╭──

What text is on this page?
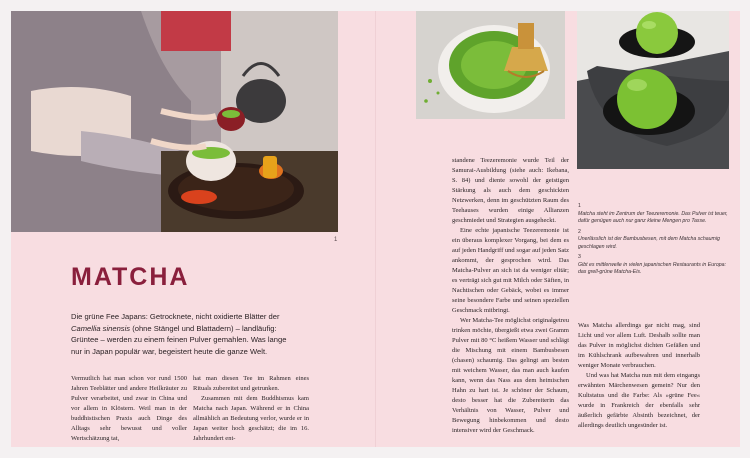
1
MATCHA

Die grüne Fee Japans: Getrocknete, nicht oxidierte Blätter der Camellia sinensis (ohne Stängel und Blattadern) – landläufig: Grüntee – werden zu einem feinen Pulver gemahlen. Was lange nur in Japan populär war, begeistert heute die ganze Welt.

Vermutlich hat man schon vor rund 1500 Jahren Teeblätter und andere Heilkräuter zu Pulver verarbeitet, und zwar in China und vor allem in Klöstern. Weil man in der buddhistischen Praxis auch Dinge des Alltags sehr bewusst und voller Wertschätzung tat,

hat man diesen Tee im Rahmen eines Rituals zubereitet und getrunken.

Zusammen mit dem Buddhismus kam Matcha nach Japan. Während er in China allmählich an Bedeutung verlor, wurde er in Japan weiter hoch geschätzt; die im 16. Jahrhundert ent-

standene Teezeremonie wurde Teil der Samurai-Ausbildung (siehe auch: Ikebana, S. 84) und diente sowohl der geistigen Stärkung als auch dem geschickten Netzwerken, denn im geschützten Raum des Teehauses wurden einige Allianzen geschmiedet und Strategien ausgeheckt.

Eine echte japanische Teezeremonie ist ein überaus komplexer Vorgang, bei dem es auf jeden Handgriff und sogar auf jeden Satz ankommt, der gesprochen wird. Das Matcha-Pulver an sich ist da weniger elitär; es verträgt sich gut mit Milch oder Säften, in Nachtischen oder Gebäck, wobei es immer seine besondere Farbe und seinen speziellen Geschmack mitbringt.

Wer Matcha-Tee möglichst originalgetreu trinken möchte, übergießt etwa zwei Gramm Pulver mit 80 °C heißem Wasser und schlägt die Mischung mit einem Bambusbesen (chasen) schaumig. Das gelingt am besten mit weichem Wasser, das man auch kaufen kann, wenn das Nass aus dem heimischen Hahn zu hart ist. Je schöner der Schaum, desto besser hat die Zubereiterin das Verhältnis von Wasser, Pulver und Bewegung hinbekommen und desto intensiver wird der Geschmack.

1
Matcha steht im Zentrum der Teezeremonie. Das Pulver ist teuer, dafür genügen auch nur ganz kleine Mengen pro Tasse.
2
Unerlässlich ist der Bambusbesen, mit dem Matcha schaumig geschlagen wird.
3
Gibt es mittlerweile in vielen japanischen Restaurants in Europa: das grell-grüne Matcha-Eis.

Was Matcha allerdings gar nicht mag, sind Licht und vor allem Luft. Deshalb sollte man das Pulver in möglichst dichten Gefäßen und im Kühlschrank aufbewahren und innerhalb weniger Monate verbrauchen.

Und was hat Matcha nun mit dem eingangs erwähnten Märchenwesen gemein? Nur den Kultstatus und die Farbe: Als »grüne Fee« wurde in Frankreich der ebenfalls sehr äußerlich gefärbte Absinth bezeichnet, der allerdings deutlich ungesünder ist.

╰──
╭──

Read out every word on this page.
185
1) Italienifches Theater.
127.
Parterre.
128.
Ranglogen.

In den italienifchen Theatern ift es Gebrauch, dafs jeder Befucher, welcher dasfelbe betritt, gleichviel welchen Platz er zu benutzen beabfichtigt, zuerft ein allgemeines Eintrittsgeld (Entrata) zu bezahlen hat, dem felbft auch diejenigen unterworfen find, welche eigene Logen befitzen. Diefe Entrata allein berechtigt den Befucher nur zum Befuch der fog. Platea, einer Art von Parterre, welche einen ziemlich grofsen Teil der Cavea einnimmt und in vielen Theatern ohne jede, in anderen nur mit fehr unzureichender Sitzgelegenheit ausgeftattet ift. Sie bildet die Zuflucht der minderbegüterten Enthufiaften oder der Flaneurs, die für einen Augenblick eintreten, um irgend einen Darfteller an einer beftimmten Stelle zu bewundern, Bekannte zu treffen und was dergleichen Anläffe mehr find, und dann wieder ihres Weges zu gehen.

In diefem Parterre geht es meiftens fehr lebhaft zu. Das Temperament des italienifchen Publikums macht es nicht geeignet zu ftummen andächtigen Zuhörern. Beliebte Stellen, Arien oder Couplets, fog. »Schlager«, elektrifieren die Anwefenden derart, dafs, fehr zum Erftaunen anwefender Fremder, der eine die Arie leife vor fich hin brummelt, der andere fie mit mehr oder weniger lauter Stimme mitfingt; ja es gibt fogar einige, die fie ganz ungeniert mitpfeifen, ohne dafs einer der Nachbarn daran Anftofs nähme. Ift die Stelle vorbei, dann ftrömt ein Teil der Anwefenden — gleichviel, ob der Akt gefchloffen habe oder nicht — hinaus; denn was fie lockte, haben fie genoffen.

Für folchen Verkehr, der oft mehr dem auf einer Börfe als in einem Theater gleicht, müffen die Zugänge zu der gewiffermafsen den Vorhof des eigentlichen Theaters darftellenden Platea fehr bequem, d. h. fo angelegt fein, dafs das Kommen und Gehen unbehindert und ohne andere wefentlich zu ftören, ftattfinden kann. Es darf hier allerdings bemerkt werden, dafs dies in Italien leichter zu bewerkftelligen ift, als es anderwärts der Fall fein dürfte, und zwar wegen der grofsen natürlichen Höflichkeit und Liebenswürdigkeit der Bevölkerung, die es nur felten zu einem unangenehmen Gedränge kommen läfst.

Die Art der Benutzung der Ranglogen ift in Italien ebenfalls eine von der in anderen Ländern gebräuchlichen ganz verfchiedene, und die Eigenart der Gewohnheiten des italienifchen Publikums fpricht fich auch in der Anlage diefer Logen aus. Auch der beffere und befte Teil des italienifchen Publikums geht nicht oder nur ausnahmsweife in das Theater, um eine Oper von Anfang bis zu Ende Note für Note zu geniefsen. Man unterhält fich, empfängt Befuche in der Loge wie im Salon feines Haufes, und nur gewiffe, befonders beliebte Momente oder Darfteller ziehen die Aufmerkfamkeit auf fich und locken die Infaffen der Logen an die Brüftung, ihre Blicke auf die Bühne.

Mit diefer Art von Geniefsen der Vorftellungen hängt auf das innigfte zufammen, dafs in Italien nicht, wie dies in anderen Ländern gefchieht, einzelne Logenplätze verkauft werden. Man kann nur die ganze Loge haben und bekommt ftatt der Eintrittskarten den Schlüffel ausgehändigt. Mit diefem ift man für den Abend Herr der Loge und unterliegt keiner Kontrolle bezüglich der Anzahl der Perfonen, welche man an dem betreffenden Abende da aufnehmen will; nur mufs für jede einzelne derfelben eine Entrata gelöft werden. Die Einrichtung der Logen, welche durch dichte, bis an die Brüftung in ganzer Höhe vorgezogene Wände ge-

╰──
╭──

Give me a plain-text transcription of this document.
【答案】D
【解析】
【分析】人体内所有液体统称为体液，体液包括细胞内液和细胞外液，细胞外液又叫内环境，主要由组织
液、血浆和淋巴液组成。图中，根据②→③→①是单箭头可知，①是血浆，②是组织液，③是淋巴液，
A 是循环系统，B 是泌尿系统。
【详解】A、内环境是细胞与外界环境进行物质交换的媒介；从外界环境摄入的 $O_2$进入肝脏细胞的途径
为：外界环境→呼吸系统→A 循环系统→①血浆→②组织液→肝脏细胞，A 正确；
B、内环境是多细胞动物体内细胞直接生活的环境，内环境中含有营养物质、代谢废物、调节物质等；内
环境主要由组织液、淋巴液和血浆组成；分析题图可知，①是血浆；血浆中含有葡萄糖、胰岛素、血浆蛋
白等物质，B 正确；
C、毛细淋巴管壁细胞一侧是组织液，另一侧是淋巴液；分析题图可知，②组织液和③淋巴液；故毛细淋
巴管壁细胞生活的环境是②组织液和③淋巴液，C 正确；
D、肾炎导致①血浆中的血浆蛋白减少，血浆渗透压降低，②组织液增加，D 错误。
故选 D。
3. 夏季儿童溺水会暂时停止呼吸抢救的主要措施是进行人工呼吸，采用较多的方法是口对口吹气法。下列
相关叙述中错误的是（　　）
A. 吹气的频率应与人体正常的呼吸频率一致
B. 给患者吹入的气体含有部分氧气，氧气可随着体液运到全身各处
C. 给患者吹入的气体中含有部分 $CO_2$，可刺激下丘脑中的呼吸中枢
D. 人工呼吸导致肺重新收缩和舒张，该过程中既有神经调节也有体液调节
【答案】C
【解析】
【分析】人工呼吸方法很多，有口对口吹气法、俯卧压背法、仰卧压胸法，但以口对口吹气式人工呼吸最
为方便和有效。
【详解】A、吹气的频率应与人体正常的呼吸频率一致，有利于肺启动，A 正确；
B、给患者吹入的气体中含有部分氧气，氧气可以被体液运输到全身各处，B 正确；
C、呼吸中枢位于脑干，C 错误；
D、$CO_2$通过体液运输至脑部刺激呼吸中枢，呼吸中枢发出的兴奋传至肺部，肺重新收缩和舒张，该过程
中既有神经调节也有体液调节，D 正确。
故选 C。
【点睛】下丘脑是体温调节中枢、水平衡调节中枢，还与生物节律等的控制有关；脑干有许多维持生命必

╰──

▸ Written exercise
All lines in the data that contain the word "Teezeremonie" should be copied.

▸ Final answer
standene Teezeremonie wurde Teil der Samurai-Ausbildung (siehe auch: Ikebana, S. 84) und diente sowohl der geistigen Stärkung als auch dem geschickten Netzwerken, denn im geschützten Raum des Teehauses wurden einige Allianzen geschmiedet und Strategien ausgeheckt.
Eine echte japanische Teezeremonie ist ein überaus komplexer Vorgang, bei dem es auf jeden Handgriff und sogar auf jeden Satz ankommt, der gesprochen wird. Das Matcha-Pulver an sich ist da weniger elitär; es verträgt sich gut mit Milch oder Säften, in Nachtischen oder Gebäck, wobei es immer seine besondere Farbe und seinen speziellen Geschmack mitbringt.
Matcha steht im Zentrum der Teezeremonie. Das Pulver ist teuer, dafür genügen auch nur ganz kleine Mengen pro Tasse.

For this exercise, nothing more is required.